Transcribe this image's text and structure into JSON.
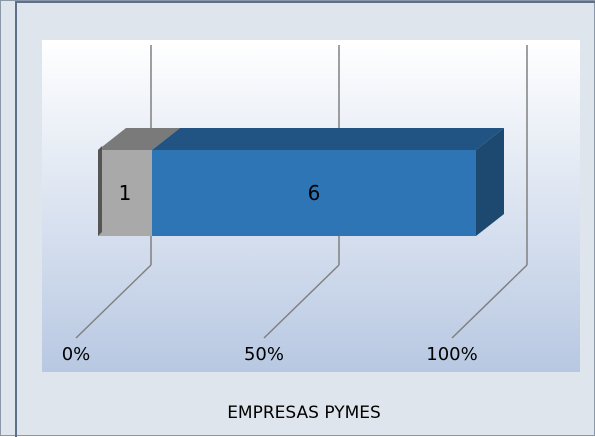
{
  "chart_data": {
    "type": "bar",
    "orientation": "horizontal",
    "stacked": "percent",
    "three_d": true,
    "categories": [
      ""
    ],
    "series": [
      {
        "values": [
          1
        ],
        "color": "#a9a9a9"
      },
      {
        "values": [
          6
        ],
        "color": "#2e75b6"
      }
    ],
    "data_labels": [
      "1",
      "6"
    ],
    "xaxis": {
      "ticks": [
        "0%",
        "50%",
        "100%"
      ],
      "range": [
        0,
        100
      ]
    },
    "xlabel": "EMPRESAS PYMES",
    "ylabel": "",
    "title": "",
    "grid": true,
    "legend": "none"
  }
}
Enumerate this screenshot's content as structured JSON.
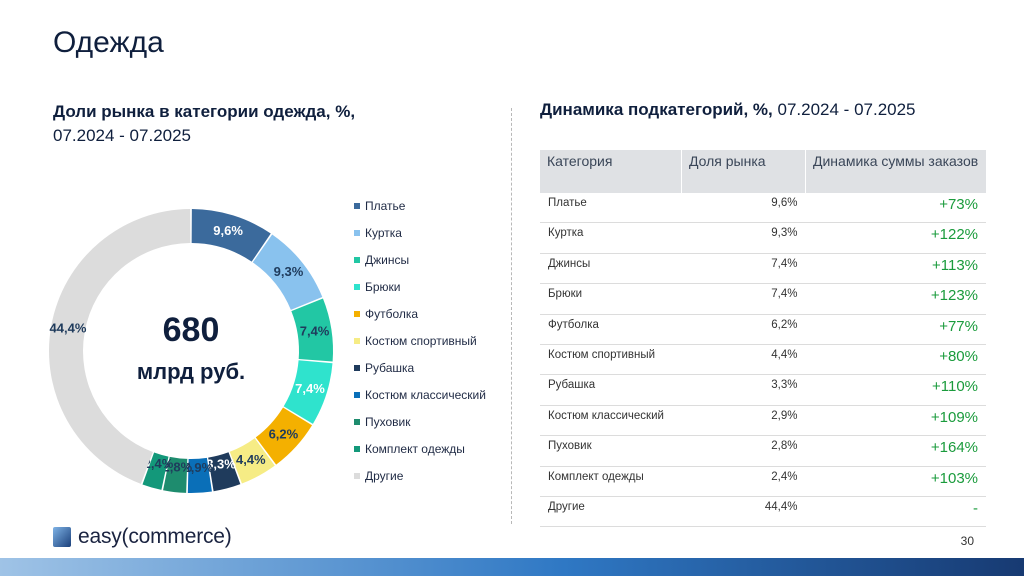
{
  "slide": {
    "title": "Одежда",
    "left_subtitle_bold": "Доли рынка в категории одежда, %,",
    "left_subtitle_period": "07.2024 - 07.2025",
    "right_subtitle_bold": "Динамика подкатегорий, %,",
    "right_subtitle_period": " 07.2024 - 07.2025",
    "page_number": "30",
    "logo_text": "easy(commerce)"
  },
  "chart_data": {
    "type": "pie",
    "variant": "donut",
    "center_value": "680",
    "center_unit": "млрд руб.",
    "legend_position": "right",
    "categories": [
      "Платье",
      "Куртка",
      "Джинсы",
      "Брюки",
      "Футболка",
      "Костюм спортивный",
      "Рубашка",
      "Костюм классический",
      "Пуховик",
      "Комплект одежды",
      "Другие"
    ],
    "values": [
      9.6,
      9.3,
      7.4,
      7.4,
      6.2,
      4.4,
      3.3,
      2.9,
      2.8,
      2.4,
      44.4
    ],
    "labels": [
      "9,6%",
      "9,3%",
      "7,4%",
      "7,4%",
      "6,2%",
      "4,4%",
      "3,3%",
      "2,9%",
      "2,8%",
      "2,4%",
      "44,4%"
    ],
    "colors": [
      "#3b6a9c",
      "#89c2ee",
      "#22c7a4",
      "#2fe3cd",
      "#f4b000",
      "#f6ec85",
      "#1f3b5c",
      "#0a6fb8",
      "#1e8c6e",
      "#13987a",
      "#dcdcdc"
    ],
    "label_colors": [
      "#ffffff",
      "#1f3b5c",
      "#1f3b5c",
      "#ffffff",
      "#1f3b5c",
      "#1f3b5c",
      "#ffffff",
      "#1f3b5c",
      "#1f3b5c",
      "#1f3b5c",
      "#1f3b5c"
    ]
  },
  "table": {
    "headers": [
      "Категория",
      "Доля рынка",
      "Динамика суммы заказов"
    ],
    "rows": [
      {
        "category": "Платье",
        "share": "9,6%",
        "dynamics": "+73%"
      },
      {
        "category": "Куртка",
        "share": "9,3%",
        "dynamics": "+122%"
      },
      {
        "category": "Джинсы",
        "share": "7,4%",
        "dynamics": "+113%"
      },
      {
        "category": "Брюки",
        "share": "7,4%",
        "dynamics": "+123%"
      },
      {
        "category": "Футболка",
        "share": "6,2%",
        "dynamics": "+77%"
      },
      {
        "category": "Костюм спортивный",
        "share": "4,4%",
        "dynamics": "+80%"
      },
      {
        "category": "Рубашка",
        "share": "3,3%",
        "dynamics": "+110%"
      },
      {
        "category": "Костюм классический",
        "share": "2,9%",
        "dynamics": "+109%"
      },
      {
        "category": "Пуховик",
        "share": "2,8%",
        "dynamics": "+164%"
      },
      {
        "category": "Комплект одежды",
        "share": "2,4%",
        "dynamics": "+103%"
      },
      {
        "category": "Другие",
        "share": "44,4%",
        "dynamics": "-"
      }
    ]
  }
}
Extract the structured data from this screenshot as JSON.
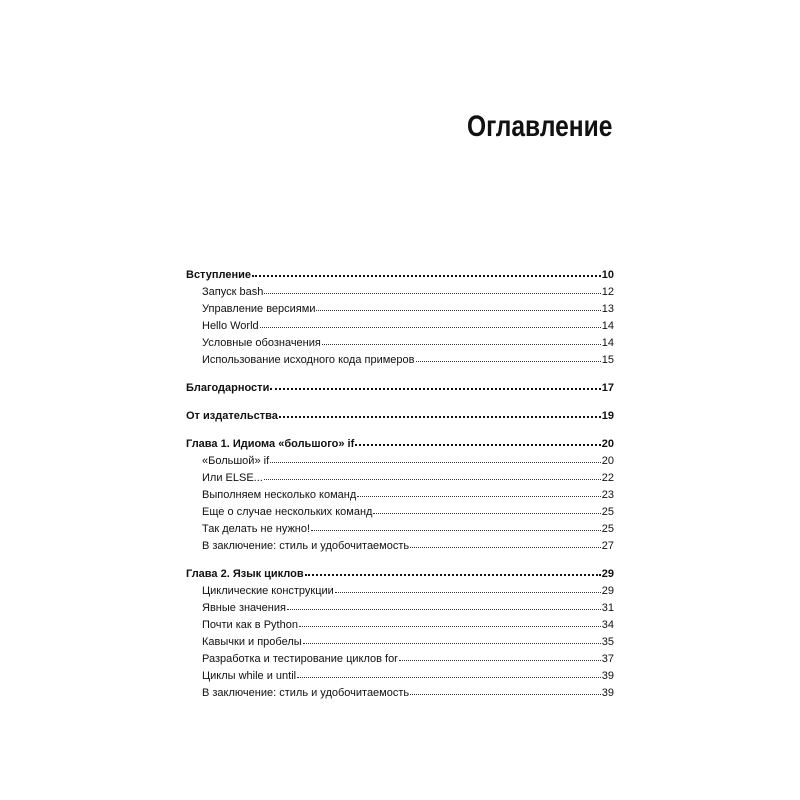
{
  "title": "Оглавление",
  "sections": [
    {
      "label": "Вступление",
      "page": "10",
      "items": [
        {
          "label": "Запуск bash",
          "page": "12"
        },
        {
          "label": "Управление версиями",
          "page": "13"
        },
        {
          "label": "Hello World",
          "page": "14"
        },
        {
          "label": "Условные обозначения",
          "page": "14"
        },
        {
          "label": "Использование исходного кода примеров",
          "page": "15"
        }
      ]
    },
    {
      "label": "Благодарности",
      "page": "17",
      "items": []
    },
    {
      "label": "От издательства",
      "page": "19",
      "items": []
    },
    {
      "label": "Глава 1. Идиома «большого» if",
      "page": "20",
      "items": [
        {
          "label": "«Большой» if",
          "page": "20"
        },
        {
          "label": "Или ELSE...",
          "page": "22"
        },
        {
          "label": "Выполняем несколько команд",
          "page": "23"
        },
        {
          "label": "Еще о случае нескольких команд",
          "page": "25"
        },
        {
          "label": "Так делать не нужно!",
          "page": "25"
        },
        {
          "label": "В заключение: стиль и удобочитаемость",
          "page": "27"
        }
      ]
    },
    {
      "label": "Глава 2. Язык циклов",
      "page": "29",
      "items": [
        {
          "label": "Циклические конструкции",
          "page": "29"
        },
        {
          "label": "Явные значения",
          "page": "31"
        },
        {
          "label": "Почти как в Python",
          "page": "34"
        },
        {
          "label": "Кавычки и пробелы",
          "page": "35"
        },
        {
          "label": "Разработка и тестирование циклов for",
          "page": "37"
        },
        {
          "label": "Циклы while и until",
          "page": "39"
        },
        {
          "label": "В заключение: стиль и удобочитаемость",
          "page": "39"
        }
      ]
    }
  ]
}
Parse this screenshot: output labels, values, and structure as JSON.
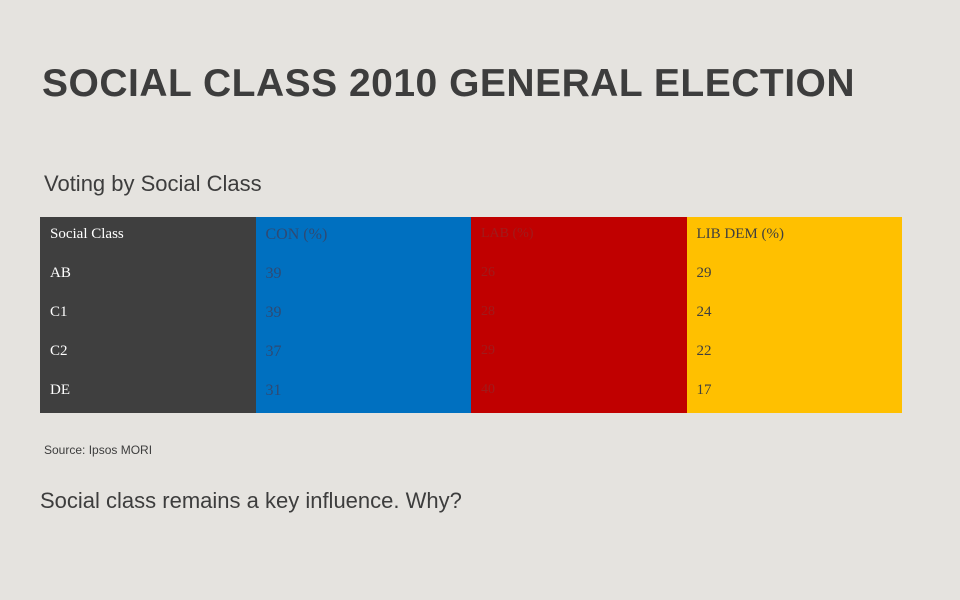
{
  "slide": {
    "title": "SOCIAL CLASS 2010 GENERAL ELECTION",
    "subtitle": "Voting by Social Class",
    "source": "Source: Ipsos MORI",
    "note": "Social class remains a key influence.  Why?"
  },
  "table": {
    "headers": [
      "Social Class",
      "CON (%)",
      "LAB (%)",
      "LIB DEM (%)"
    ],
    "rows": [
      [
        "AB",
        "39",
        "26",
        "29"
      ],
      [
        "C1",
        "39",
        "28",
        "24"
      ],
      [
        "C2",
        "37",
        "29",
        "22"
      ],
      [
        "DE",
        "31",
        "40",
        "17"
      ]
    ],
    "colors": {
      "label": "#3f3f3f",
      "con": "#0070c0",
      "lab": "#c00000",
      "libdem": "#ffc000"
    }
  }
}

= = = = =

== Required task ==
Quote the material above exactly, from the line holding "Parse this screenshot: output" through its last line, including both. Omit the pictures.

== Answer below ==
Parse this screenshot: output labels, values, and structure as JSON.
{
  "slide": {
    "title": "SOCIAL CLASS 2010 GENERAL ELECTION",
    "subtitle": "Voting by Social Class",
    "source": "Source: Ipsos MORI",
    "note": "Social class remains a key influence.  Why?"
  },
  "table": {
    "headers": [
      "Social Class",
      "CON (%)",
      "LAB (%)",
      "LIB DEM (%)"
    ],
    "rows": [
      [
        "AB",
        "39",
        "26",
        "29"
      ],
      [
        "C1",
        "39",
        "28",
        "24"
      ],
      [
        "C2",
        "37",
        "29",
        "22"
      ],
      [
        "DE",
        "31",
        "40",
        "17"
      ]
    ],
    "colors": {
      "label": "#3f3f3f",
      "con": "#0070c0",
      "lab": "#c00000",
      "libdem": "#ffc000"
    }
  }
}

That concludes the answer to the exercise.